GIVEN EXERCISE:
Find how many lines of the listing include the string "xlabel", and report only that figure.

※ ※ ※

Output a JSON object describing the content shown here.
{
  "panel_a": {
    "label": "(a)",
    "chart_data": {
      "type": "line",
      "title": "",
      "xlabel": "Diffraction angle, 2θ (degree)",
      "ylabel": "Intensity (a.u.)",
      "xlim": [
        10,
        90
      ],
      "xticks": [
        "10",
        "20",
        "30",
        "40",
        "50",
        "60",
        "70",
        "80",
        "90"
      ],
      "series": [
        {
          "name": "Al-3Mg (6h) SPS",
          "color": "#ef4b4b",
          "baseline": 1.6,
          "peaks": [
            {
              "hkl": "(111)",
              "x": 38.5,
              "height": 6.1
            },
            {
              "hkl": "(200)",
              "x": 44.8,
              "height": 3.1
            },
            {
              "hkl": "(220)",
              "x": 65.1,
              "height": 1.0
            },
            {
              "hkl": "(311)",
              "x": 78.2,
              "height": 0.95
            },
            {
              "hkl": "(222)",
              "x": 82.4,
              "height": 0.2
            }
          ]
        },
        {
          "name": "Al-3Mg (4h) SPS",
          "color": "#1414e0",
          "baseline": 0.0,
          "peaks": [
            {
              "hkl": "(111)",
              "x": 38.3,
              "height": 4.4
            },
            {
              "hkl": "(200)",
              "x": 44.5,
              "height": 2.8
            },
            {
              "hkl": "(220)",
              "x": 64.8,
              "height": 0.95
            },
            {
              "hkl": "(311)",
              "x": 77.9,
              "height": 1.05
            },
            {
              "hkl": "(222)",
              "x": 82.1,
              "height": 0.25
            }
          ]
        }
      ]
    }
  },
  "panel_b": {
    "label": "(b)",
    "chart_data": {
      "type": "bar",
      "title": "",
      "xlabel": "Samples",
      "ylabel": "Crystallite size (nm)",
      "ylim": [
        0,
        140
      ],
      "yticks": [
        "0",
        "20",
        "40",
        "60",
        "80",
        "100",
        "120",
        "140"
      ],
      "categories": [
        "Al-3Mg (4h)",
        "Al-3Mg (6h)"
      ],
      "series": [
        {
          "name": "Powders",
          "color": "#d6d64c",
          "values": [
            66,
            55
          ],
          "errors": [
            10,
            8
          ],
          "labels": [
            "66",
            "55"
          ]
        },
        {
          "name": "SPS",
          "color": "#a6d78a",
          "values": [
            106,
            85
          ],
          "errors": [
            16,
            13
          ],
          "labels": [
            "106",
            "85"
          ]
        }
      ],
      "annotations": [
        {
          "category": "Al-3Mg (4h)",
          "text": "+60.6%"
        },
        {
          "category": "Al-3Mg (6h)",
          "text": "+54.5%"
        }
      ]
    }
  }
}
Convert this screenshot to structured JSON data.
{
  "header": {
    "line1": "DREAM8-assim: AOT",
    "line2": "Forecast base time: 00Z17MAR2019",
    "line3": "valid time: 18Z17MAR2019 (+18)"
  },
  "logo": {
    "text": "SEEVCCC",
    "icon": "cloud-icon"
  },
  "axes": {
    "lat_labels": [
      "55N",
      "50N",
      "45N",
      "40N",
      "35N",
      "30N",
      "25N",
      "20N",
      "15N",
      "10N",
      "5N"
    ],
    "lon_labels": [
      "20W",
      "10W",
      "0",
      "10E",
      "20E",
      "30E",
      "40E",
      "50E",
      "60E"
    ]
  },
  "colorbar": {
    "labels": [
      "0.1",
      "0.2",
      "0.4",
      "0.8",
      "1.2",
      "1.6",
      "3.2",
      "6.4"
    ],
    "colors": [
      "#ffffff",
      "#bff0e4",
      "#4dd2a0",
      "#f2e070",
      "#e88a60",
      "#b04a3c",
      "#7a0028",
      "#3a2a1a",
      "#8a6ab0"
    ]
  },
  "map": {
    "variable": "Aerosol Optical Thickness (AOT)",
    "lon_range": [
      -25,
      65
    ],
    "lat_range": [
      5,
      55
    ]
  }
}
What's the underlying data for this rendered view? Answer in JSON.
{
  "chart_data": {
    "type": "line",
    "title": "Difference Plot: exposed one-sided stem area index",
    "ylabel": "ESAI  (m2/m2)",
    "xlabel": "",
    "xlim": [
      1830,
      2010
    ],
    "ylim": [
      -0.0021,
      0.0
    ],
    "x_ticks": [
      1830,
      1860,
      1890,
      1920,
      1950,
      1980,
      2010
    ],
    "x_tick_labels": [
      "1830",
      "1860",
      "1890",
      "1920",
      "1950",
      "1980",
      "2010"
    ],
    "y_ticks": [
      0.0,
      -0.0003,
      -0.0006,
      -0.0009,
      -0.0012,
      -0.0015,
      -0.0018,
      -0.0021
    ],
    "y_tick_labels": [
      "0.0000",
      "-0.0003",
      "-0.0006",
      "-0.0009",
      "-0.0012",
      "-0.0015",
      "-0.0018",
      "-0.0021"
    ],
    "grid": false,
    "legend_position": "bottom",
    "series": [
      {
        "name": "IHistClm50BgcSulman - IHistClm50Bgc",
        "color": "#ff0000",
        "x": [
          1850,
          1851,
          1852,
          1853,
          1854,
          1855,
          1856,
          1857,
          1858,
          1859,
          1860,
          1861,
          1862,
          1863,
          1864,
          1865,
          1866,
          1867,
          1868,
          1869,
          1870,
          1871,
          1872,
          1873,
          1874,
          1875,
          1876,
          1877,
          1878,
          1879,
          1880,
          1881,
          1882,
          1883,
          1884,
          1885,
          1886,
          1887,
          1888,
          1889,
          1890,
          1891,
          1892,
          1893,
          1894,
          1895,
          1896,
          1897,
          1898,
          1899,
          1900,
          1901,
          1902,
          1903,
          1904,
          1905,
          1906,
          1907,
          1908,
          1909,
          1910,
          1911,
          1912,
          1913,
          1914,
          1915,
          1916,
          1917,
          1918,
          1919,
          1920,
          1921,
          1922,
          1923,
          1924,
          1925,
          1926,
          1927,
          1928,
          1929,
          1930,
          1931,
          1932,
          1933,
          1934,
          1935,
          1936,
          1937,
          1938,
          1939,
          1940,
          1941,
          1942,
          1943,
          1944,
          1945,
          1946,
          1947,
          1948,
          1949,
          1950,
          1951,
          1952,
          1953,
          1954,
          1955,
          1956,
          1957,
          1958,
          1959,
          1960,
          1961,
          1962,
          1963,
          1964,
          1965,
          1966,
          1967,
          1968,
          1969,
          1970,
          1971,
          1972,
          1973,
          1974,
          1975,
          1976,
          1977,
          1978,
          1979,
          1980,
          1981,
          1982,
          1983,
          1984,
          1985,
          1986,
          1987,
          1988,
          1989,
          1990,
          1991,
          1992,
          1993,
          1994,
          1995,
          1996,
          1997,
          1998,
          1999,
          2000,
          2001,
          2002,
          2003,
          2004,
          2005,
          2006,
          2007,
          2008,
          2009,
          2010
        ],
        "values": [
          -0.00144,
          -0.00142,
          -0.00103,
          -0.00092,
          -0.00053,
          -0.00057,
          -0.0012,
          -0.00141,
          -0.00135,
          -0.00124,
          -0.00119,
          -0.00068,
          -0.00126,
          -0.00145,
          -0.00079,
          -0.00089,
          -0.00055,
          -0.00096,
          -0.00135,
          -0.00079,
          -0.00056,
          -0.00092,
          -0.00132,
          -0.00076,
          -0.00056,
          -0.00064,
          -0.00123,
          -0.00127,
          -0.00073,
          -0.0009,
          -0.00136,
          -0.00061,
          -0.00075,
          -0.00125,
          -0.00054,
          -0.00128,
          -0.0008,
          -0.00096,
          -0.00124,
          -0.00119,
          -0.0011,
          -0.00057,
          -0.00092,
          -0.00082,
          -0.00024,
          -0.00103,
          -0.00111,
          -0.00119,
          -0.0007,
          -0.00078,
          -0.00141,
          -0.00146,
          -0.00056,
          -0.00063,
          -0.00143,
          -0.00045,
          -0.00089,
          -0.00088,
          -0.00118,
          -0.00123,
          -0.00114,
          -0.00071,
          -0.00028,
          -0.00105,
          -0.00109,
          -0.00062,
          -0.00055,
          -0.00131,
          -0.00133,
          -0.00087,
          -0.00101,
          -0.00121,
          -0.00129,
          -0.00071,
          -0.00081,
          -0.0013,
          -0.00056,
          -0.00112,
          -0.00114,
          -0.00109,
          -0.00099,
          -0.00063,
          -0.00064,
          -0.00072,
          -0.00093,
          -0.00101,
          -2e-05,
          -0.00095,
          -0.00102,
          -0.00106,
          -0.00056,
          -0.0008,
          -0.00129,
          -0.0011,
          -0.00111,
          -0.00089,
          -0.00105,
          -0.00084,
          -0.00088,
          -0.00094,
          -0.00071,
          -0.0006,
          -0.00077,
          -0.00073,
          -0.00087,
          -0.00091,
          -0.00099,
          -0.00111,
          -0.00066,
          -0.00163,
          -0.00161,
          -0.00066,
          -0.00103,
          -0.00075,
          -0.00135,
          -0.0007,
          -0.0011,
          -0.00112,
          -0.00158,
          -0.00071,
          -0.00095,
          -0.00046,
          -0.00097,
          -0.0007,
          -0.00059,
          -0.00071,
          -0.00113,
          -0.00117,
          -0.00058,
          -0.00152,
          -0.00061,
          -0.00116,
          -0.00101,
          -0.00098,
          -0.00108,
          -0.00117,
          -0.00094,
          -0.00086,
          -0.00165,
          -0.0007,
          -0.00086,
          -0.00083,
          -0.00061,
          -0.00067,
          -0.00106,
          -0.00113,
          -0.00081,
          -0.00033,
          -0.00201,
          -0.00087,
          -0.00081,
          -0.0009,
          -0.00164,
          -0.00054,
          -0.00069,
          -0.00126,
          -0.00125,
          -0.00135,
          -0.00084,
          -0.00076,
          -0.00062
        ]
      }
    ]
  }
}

※ ※ ※

RESULT FOR THIS EXERCISE:
3